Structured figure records

================

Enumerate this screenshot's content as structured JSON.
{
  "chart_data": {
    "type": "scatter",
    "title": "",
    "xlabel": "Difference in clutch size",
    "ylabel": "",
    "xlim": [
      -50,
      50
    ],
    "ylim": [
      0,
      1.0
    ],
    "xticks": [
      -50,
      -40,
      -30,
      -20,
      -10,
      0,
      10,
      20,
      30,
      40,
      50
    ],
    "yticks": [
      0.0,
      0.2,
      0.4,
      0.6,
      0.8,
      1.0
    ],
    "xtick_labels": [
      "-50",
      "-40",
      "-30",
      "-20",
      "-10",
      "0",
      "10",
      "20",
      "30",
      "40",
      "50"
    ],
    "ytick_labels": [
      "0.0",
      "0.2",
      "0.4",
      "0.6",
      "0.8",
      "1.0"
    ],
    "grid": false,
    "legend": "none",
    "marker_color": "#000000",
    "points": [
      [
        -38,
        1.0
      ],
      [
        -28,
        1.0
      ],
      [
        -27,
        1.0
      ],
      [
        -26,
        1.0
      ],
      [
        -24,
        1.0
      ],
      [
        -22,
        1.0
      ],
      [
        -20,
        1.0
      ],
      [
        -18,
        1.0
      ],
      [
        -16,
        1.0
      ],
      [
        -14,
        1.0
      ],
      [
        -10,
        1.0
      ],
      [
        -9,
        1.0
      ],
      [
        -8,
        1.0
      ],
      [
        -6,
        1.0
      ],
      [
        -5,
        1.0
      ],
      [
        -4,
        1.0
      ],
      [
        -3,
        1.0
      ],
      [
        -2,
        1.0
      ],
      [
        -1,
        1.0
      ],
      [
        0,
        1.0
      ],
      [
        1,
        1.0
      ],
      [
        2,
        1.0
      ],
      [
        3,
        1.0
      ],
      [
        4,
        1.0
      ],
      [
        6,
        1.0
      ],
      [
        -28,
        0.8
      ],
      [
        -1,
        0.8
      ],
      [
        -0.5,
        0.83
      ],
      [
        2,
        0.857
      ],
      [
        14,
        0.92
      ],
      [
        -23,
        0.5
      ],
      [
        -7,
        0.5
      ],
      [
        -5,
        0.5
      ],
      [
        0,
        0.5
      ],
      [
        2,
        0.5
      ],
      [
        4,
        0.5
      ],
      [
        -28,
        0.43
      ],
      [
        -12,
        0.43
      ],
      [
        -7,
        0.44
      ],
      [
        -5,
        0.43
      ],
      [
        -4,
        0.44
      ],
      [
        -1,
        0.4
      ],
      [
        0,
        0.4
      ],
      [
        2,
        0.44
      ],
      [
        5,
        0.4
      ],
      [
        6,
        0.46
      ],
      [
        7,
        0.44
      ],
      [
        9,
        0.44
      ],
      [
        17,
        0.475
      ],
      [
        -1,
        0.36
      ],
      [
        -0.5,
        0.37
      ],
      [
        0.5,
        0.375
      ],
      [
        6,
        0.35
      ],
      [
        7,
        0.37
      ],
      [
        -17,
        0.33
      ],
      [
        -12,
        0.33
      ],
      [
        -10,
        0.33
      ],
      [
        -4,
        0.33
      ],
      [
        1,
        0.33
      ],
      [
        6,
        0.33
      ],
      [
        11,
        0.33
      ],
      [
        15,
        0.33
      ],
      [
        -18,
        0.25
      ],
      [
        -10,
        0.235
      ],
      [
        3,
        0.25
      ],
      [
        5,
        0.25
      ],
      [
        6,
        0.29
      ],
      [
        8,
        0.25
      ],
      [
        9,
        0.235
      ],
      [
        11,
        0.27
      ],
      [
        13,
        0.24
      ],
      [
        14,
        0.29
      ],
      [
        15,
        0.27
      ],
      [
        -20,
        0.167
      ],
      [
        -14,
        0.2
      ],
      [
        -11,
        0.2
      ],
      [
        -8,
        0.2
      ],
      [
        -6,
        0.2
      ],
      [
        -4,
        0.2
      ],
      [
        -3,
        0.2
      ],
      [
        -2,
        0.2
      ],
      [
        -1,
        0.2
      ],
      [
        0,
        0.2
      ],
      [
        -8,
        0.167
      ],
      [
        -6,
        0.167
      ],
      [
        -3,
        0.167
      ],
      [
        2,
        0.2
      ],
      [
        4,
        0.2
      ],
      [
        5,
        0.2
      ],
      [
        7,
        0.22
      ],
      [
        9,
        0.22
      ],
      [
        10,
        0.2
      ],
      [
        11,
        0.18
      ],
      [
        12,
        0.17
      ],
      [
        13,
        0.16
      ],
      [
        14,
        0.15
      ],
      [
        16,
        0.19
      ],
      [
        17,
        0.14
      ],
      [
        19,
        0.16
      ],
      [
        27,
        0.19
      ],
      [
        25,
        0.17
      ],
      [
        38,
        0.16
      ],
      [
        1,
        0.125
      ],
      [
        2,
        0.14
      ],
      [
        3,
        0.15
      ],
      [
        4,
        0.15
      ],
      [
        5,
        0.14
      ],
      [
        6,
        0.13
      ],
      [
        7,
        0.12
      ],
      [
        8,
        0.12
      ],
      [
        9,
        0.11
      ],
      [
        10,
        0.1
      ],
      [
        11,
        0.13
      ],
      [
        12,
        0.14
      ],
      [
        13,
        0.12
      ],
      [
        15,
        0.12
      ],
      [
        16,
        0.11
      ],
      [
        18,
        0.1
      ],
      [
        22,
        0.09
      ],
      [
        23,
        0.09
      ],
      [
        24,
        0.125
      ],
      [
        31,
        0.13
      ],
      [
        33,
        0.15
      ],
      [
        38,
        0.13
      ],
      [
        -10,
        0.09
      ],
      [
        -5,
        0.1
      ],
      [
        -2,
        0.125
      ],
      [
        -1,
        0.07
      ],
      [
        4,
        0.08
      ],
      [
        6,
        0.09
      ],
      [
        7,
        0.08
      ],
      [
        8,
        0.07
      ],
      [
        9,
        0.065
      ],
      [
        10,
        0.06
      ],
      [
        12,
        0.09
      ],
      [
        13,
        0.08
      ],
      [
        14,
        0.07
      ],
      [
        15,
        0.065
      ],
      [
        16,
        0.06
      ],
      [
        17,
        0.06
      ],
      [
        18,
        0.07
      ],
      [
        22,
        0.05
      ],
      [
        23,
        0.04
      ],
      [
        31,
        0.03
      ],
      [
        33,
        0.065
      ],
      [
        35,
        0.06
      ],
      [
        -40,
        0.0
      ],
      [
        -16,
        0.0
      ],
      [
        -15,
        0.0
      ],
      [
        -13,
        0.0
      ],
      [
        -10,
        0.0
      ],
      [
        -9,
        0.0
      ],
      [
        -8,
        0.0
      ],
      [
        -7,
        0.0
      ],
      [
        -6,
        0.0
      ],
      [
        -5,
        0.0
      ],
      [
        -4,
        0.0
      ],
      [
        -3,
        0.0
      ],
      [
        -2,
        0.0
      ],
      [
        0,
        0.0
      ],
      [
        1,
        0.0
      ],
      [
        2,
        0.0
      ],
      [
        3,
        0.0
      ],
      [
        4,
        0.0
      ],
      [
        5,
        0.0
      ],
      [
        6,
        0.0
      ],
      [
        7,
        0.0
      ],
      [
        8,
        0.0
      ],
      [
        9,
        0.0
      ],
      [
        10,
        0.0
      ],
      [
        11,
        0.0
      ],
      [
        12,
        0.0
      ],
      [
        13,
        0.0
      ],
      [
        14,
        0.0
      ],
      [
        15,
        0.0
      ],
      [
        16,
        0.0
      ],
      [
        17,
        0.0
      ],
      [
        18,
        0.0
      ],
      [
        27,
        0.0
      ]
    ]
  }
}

================

Extract all of the data above and output it character for character.

Enumerate this screenshot's content as structured JSON.
{
  "chart_data": {
    "type": "scatter",
    "title": "",
    "xlabel": "Difference in clutch size",
    "ylabel": "",
    "xlim": [
      -50,
      50
    ],
    "ylim": [
      0,
      1.0
    ],
    "xticks": [
      -50,
      -40,
      -30,
      -20,
      -10,
      0,
      10,
      20,
      30,
      40,
      50
    ],
    "yticks": [
      0.0,
      0.2,
      0.4,
      0.6,
      0.8,
      1.0
    ],
    "xtick_labels": [
      "-50",
      "-40",
      "-30",
      "-20",
      "-10",
      "0",
      "10",
      "20",
      "30",
      "40",
      "50"
    ],
    "ytick_labels": [
      "0.0",
      "0.2",
      "0.4",
      "0.6",
      "0.8",
      "1.0"
    ],
    "grid": false,
    "legend": "none",
    "marker_color": "#000000",
    "points": [
      [
        -38,
        1.0
      ],
      [
        -28,
        1.0
      ],
      [
        -27,
        1.0
      ],
      [
        -26,
        1.0
      ],
      [
        -24,
        1.0
      ],
      [
        -22,
        1.0
      ],
      [
        -20,
        1.0
      ],
      [
        -18,
        1.0
      ],
      [
        -16,
        1.0
      ],
      [
        -14,
        1.0
      ],
      [
        -10,
        1.0
      ],
      [
        -9,
        1.0
      ],
      [
        -8,
        1.0
      ],
      [
        -6,
        1.0
      ],
      [
        -5,
        1.0
      ],
      [
        -4,
        1.0
      ],
      [
        -3,
        1.0
      ],
      [
        -2,
        1.0
      ],
      [
        -1,
        1.0
      ],
      [
        0,
        1.0
      ],
      [
        1,
        1.0
      ],
      [
        2,
        1.0
      ],
      [
        3,
        1.0
      ],
      [
        4,
        1.0
      ],
      [
        6,
        1.0
      ],
      [
        -28,
        0.8
      ],
      [
        -1,
        0.8
      ],
      [
        -0.5,
        0.83
      ],
      [
        2,
        0.857
      ],
      [
        14,
        0.92
      ],
      [
        -23,
        0.5
      ],
      [
        -7,
        0.5
      ],
      [
        -5,
        0.5
      ],
      [
        0,
        0.5
      ],
      [
        2,
        0.5
      ],
      [
        4,
        0.5
      ],
      [
        -28,
        0.43
      ],
      [
        -12,
        0.43
      ],
      [
        -7,
        0.44
      ],
      [
        -5,
        0.43
      ],
      [
        -4,
        0.44
      ],
      [
        -1,
        0.4
      ],
      [
        0,
        0.4
      ],
      [
        2,
        0.44
      ],
      [
        5,
        0.4
      ],
      [
        6,
        0.46
      ],
      [
        7,
        0.44
      ],
      [
        9,
        0.44
      ],
      [
        17,
        0.475
      ],
      [
        -1,
        0.36
      ],
      [
        -0.5,
        0.37
      ],
      [
        0.5,
        0.375
      ],
      [
        6,
        0.35
      ],
      [
        7,
        0.37
      ],
      [
        -17,
        0.33
      ],
      [
        -12,
        0.33
      ],
      [
        -10,
        0.33
      ],
      [
        -4,
        0.33
      ],
      [
        1,
        0.33
      ],
      [
        6,
        0.33
      ],
      [
        11,
        0.33
      ],
      [
        15,
        0.33
      ],
      [
        -18,
        0.25
      ],
      [
        -10,
        0.235
      ],
      [
        3,
        0.25
      ],
      [
        5,
        0.25
      ],
      [
        6,
        0.29
      ],
      [
        8,
        0.25
      ],
      [
        9,
        0.235
      ],
      [
        11,
        0.27
      ],
      [
        13,
        0.24
      ],
      [
        14,
        0.29
      ],
      [
        15,
        0.27
      ],
      [
        -20,
        0.167
      ],
      [
        -14,
        0.2
      ],
      [
        -11,
        0.2
      ],
      [
        -8,
        0.2
      ],
      [
        -6,
        0.2
      ],
      [
        -4,
        0.2
      ],
      [
        -3,
        0.2
      ],
      [
        -2,
        0.2
      ],
      [
        -1,
        0.2
      ],
      [
        0,
        0.2
      ],
      [
        -8,
        0.167
      ],
      [
        -6,
        0.167
      ],
      [
        -3,
        0.167
      ],
      [
        2,
        0.2
      ],
      [
        4,
        0.2
      ],
      [
        5,
        0.2
      ],
      [
        7,
        0.22
      ],
      [
        9,
        0.22
      ],
      [
        10,
        0.2
      ],
      [
        11,
        0.18
      ],
      [
        12,
        0.17
      ],
      [
        13,
        0.16
      ],
      [
        14,
        0.15
      ],
      [
        16,
        0.19
      ],
      [
        17,
        0.14
      ],
      [
        19,
        0.16
      ],
      [
        27,
        0.19
      ],
      [
        25,
        0.17
      ],
      [
        38,
        0.16
      ],
      [
        1,
        0.125
      ],
      [
        2,
        0.14
      ],
      [
        3,
        0.15
      ],
      [
        4,
        0.15
      ],
      [
        5,
        0.14
      ],
      [
        6,
        0.13
      ],
      [
        7,
        0.12
      ],
      [
        8,
        0.12
      ],
      [
        9,
        0.11
      ],
      [
        10,
        0.1
      ],
      [
        11,
        0.13
      ],
      [
        12,
        0.14
      ],
      [
        13,
        0.12
      ],
      [
        15,
        0.12
      ],
      [
        16,
        0.11
      ],
      [
        18,
        0.1
      ],
      [
        22,
        0.09
      ],
      [
        23,
        0.09
      ],
      [
        24,
        0.125
      ],
      [
        31,
        0.13
      ],
      [
        33,
        0.15
      ],
      [
        38,
        0.13
      ],
      [
        -10,
        0.09
      ],
      [
        -5,
        0.1
      ],
      [
        -2,
        0.125
      ],
      [
        -1,
        0.07
      ],
      [
        4,
        0.08
      ],
      [
        6,
        0.09
      ],
      [
        7,
        0.08
      ],
      [
        8,
        0.07
      ],
      [
        9,
        0.065
      ],
      [
        10,
        0.06
      ],
      [
        12,
        0.09
      ],
      [
        13,
        0.08
      ],
      [
        14,
        0.07
      ],
      [
        15,
        0.065
      ],
      [
        16,
        0.06
      ],
      [
        17,
        0.06
      ],
      [
        18,
        0.07
      ],
      [
        22,
        0.05
      ],
      [
        23,
        0.04
      ],
      [
        31,
        0.03
      ],
      [
        33,
        0.065
      ],
      [
        35,
        0.06
      ],
      [
        -40,
        0.0
      ],
      [
        -16,
        0.0
      ],
      [
        -15,
        0.0
      ],
      [
        -13,
        0.0
      ],
      [
        -10,
        0.0
      ],
      [
        -9,
        0.0
      ],
      [
        -8,
        0.0
      ],
      [
        -7,
        0.0
      ],
      [
        -6,
        0.0
      ],
      [
        -5,
        0.0
      ],
      [
        -4,
        0.0
      ],
      [
        -3,
        0.0
      ],
      [
        -2,
        0.0
      ],
      [
        0,
        0.0
      ],
      [
        1,
        0.0
      ],
      [
        2,
        0.0
      ],
      [
        3,
        0.0
      ],
      [
        4,
        0.0
      ],
      [
        5,
        0.0
      ],
      [
        6,
        0.0
      ],
      [
        7,
        0.0
      ],
      [
        8,
        0.0
      ],
      [
        9,
        0.0
      ],
      [
        10,
        0.0
      ],
      [
        11,
        0.0
      ],
      [
        12,
        0.0
      ],
      [
        13,
        0.0
      ],
      [
        14,
        0.0
      ],
      [
        15,
        0.0
      ],
      [
        16,
        0.0
      ],
      [
        17,
        0.0
      ],
      [
        18,
        0.0
      ],
      [
        27,
        0.0
      ]
    ]
  }
}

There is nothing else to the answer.